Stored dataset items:
§ §

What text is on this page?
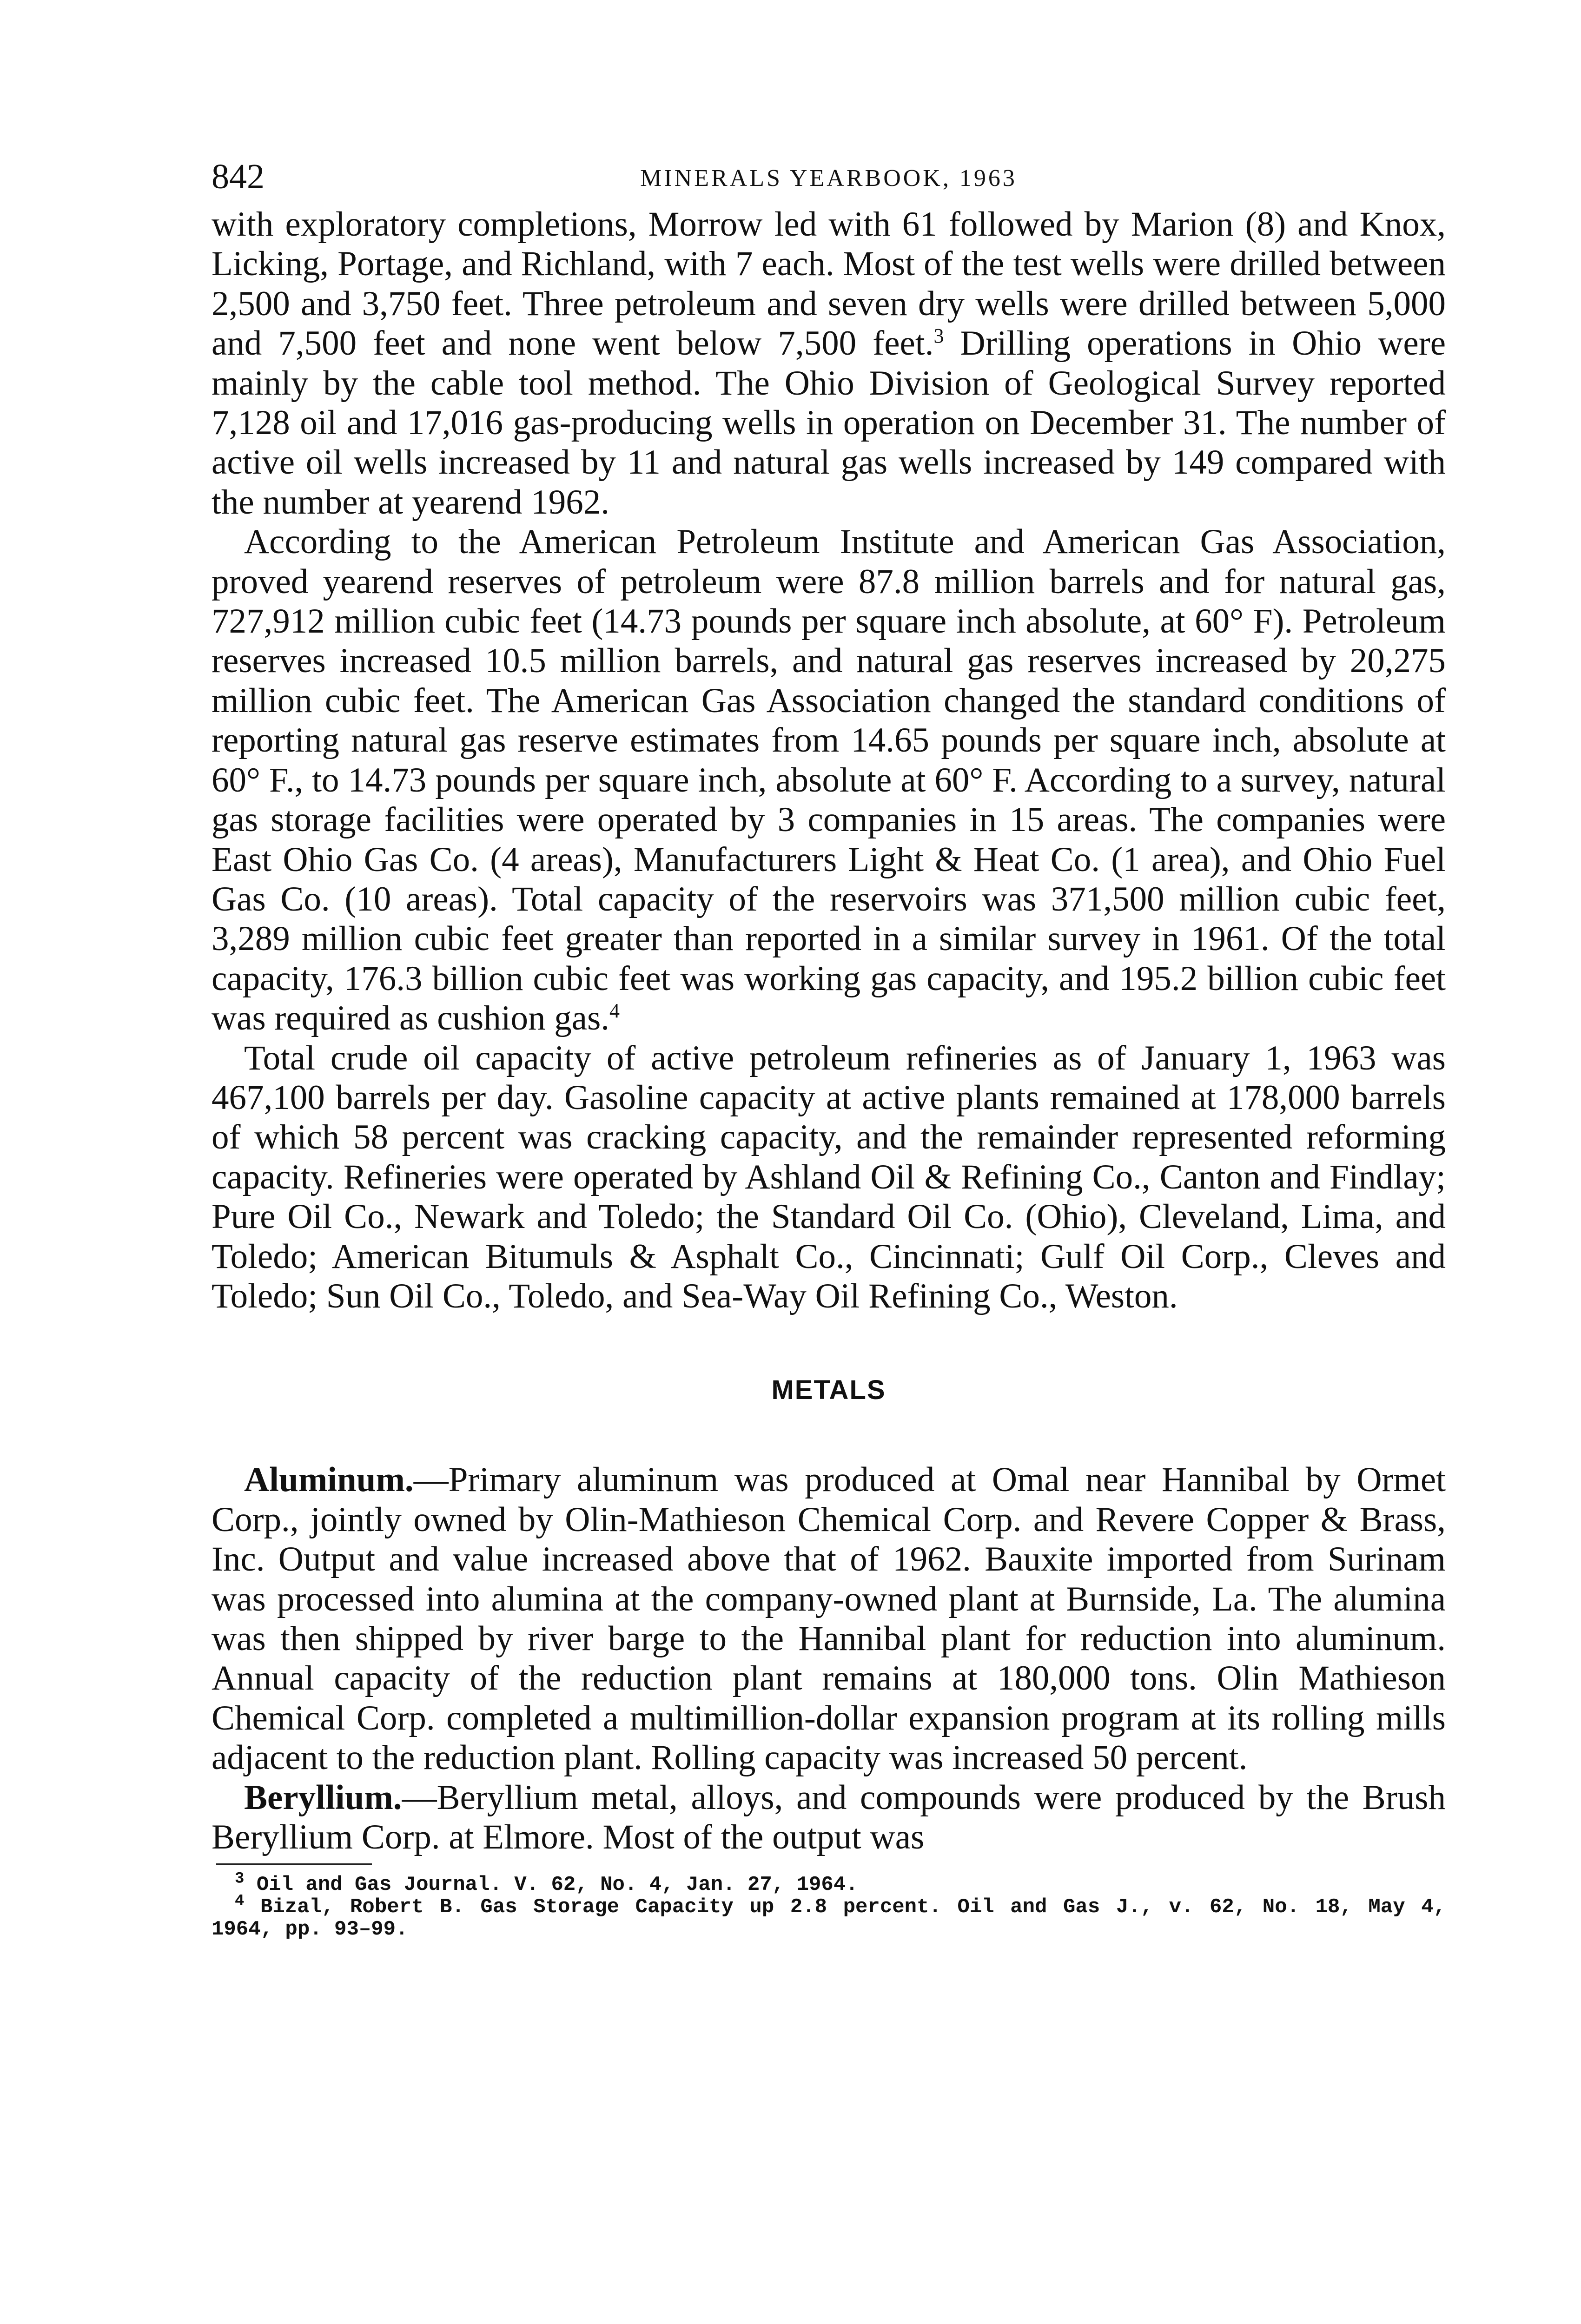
842	MINERALS YEARBOOK, 1963

with exploratory completions, Morrow led with 61 followed by Marion (8) and Knox, Licking, Portage, and Richland, with 7 each. Most of the test wells were drilled between 2,500 and 3,750 feet. Three petroleum and seven dry wells were drilled between 5,000 and 7,500 feet and none went below 7,500 feet.$^3$ Drilling operations in Ohio were mainly by the cable tool method. The Ohio Division of Geological Survey reported 7,128 oil and 17,016 gas-producing wells in operation on December 31. The number of active oil wells increased by 11 and natural gas wells increased by 149 compared with the number at yearend 1962.

According to the American Petroleum Institute and American Gas Association, proved yearend reserves of petroleum were 87.8 million barrels and for natural gas, 727,912 million cubic feet (14.73 pounds per square inch absolute, at 60° F). Petroleum reserves increased 10.5 million barrels, and natural gas reserves increased by 20,275 million cubic feet. The American Gas Association changed the standard conditions of reporting natural gas reserve estimates from 14.65 pounds per square inch, absolute at 60° F., to 14.73 pounds per square inch, absolute at 60° F. According to a survey, natural gas storage facilities were operated by 3 companies in 15 areas. The companies were East Ohio Gas Co. (4 areas), Manufacturers Light & Heat Co. (1 area), and Ohio Fuel Gas Co. (10 areas). Total capacity of the reservoirs was 371,500 million cubic feet, 3,289 million cubic feet greater than reported in a similar survey in 1961. Of the total capacity, 176.3 billion cubic feet was working gas capacity, and 195.2 billion cubic feet was required as cushion gas.$^4$

Total crude oil capacity of active petroleum refineries as of January 1, 1963 was 467,100 barrels per day. Gasoline capacity at active plants remained at 178,000 barrels of which 58 percent was cracking capacity, and the remainder represented reforming capacity. Refineries were operated by Ashland Oil & Refining Co., Canton and Findlay; Pure Oil Co., Newark and Toledo; the Standard Oil Co. (Ohio), Cleveland, Lima, and Toledo; American Bitumuls & Asphalt Co., Cincinnati; Gulf Oil Corp., Cleves and Toledo; Sun Oil Co., Toledo, and Sea-Way Oil Refining Co., Weston.

METALS

Aluminum.—Primary aluminum was produced at Omal near Hannibal by Ormet Corp., jointly owned by Olin-Mathieson Chemical Corp. and Revere Copper & Brass, Inc. Output and value increased above that of 1962. Bauxite imported from Surinam was processed into alumina at the company-owned plant at Burnside, La. The alumina was then shipped by river barge to the Hannibal plant for reduction into aluminum. Annual capacity of the reduction plant remains at 180,000 tons. Olin Mathieson Chemical Corp. completed a multimillion-dollar expansion program at its rolling mills adjacent to the reduction plant. Rolling capacity was increased 50 percent.

Beryllium.—Beryllium metal, alloys, and compounds were produced by the Brush Beryllium Corp. at Elmore. Most of the output was

$^3$ Oil and Gas Journal. V. 62, No. 4, Jan. 27, 1964.

$^4$ Bizal, Robert B. Gas Storage Capacity up 2.8 percent. Oil and Gas J., v. 62, No. 18, May 4, 1964, pp. 93–99.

§ §

INSTRUCTIONS TO FOLLOW
Pick out and copy the lines of the material that include the word "produced".

SOLVED EXERCISE
Aluminum.—Primary aluminum was produced at Omal near Hannibal by Ormet Corp., jointly owned by Olin-Mathieson Chemical Corp. and Revere Copper & Brass, Inc. Output and value increased above that of 1962. Bauxite imported from Surinam was processed into alumina at the company-owned plant at Burnside, La. The alumina was then shipped by river barge to the Hannibal plant for reduction into aluminum. Annual capacity of the reduction plant remains at 180,000 tons. Olin Mathieson Chemical Corp. completed a multimillion-dollar expansion program at its rolling mills adjacent to the reduction plant. Rolling capacity was increased 50 percent.
Beryllium.—Beryllium metal, alloys, and compounds were produced by the Brush Beryllium Corp. at Elmore. Most of the output was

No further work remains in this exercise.